** Start INPUT FOR THIS TASK **

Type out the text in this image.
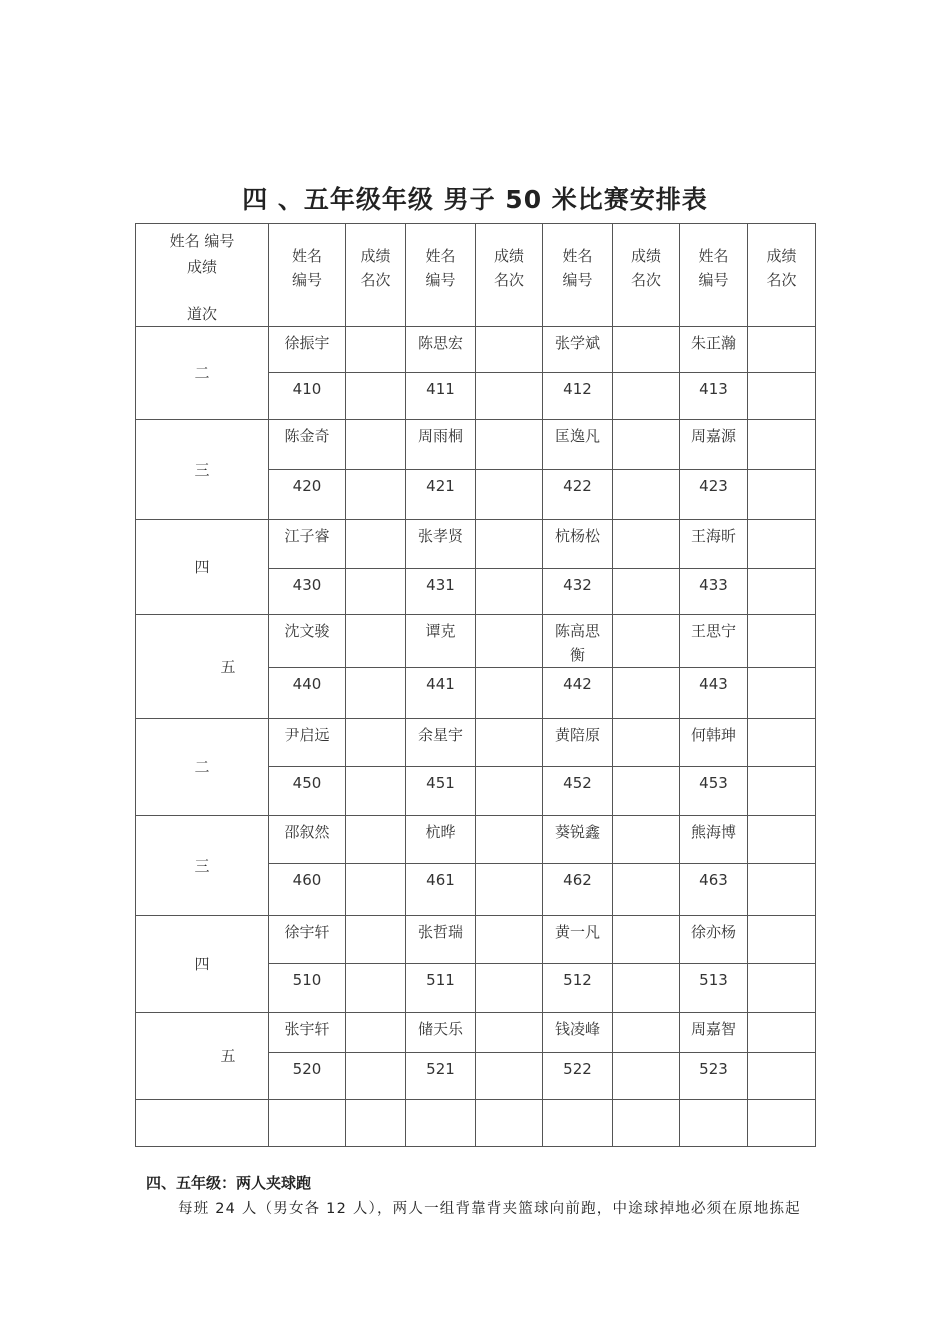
四 、五年级年级 男子 50 米比赛安排表
姓名 编号 成绩
道次	姓名 编号	成绩 名次	姓名 编号	成绩 名次	姓名 编号	成绩 名次	姓名 编号	成绩 名次
二	徐振宇		陈思宏		张学斌		朱正瀚	
	410		411		412		413	
三	陈金奇		周雨桐		匡逸凡		周嘉源	
	420		421		422		423	
四	江子睿		张孝贤		杭杨松		王海昕	
	430		431		432		433	
五	沈文骏		谭克		陈高思衡		王思宁	
	440		441		442		443	
二	尹启远		余星宇		黄陪原		何韩珅	
	450		451		452		453	
三	邵叙然		杭晔		葵锐鑫		熊海博	
	460		461		462		463	
四	徐宇轩		张哲瑞		黄一凡		徐亦杨	
	510		511		512		513	
五	张宇轩		储天乐		钱凌峰		周嘉智	
	520		521		522		523	

四、五年级：两人夹球跑
每班 24 人（男女各 12 人），两人一组背靠背夹篮球向前跑，中途球掉地必须在原地拣起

** End INPUT FOR THIS TASK **

# [BRIEF]
Each record must be quoted in full and exactly. Do not include the pictures.

# [SOLUTION TO THE PROBLEM]
Type out the text in this image.
四 、五年级年级 男子 50 米比赛安排表
姓名 编号 成绩
道次	姓名 编号	成绩 名次	姓名 编号	成绩 名次	姓名 编号	成绩 名次	姓名 编号	成绩 名次
二	徐振宇		陈思宏		张学斌		朱正瀚	
	410		411		412		413	
三	陈金奇		周雨桐		匡逸凡		周嘉源	
	420		421		422		423	
四	江子睿		张孝贤		杭杨松		王海昕	
	430		431		432		433	
五	沈文骏		谭克		陈高思衡		王思宁	
	440		441		442		443	
二	尹启远		余星宇		黄陪原		何韩珅	
	450		451		452		453	
三	邵叙然		杭晔		葵锐鑫		熊海博	
	460		461		462		463	
四	徐宇轩		张哲瑞		黄一凡		徐亦杨	
	510		511		512		513	
五	张宇轩		储天乐		钱凌峰		周嘉智	
	520		521		522		523	

四、五年级：两人夹球跑
每班 24 人（男女各 12 人），两人一组背靠背夹篮球向前跑，中途球掉地必须在原地拣起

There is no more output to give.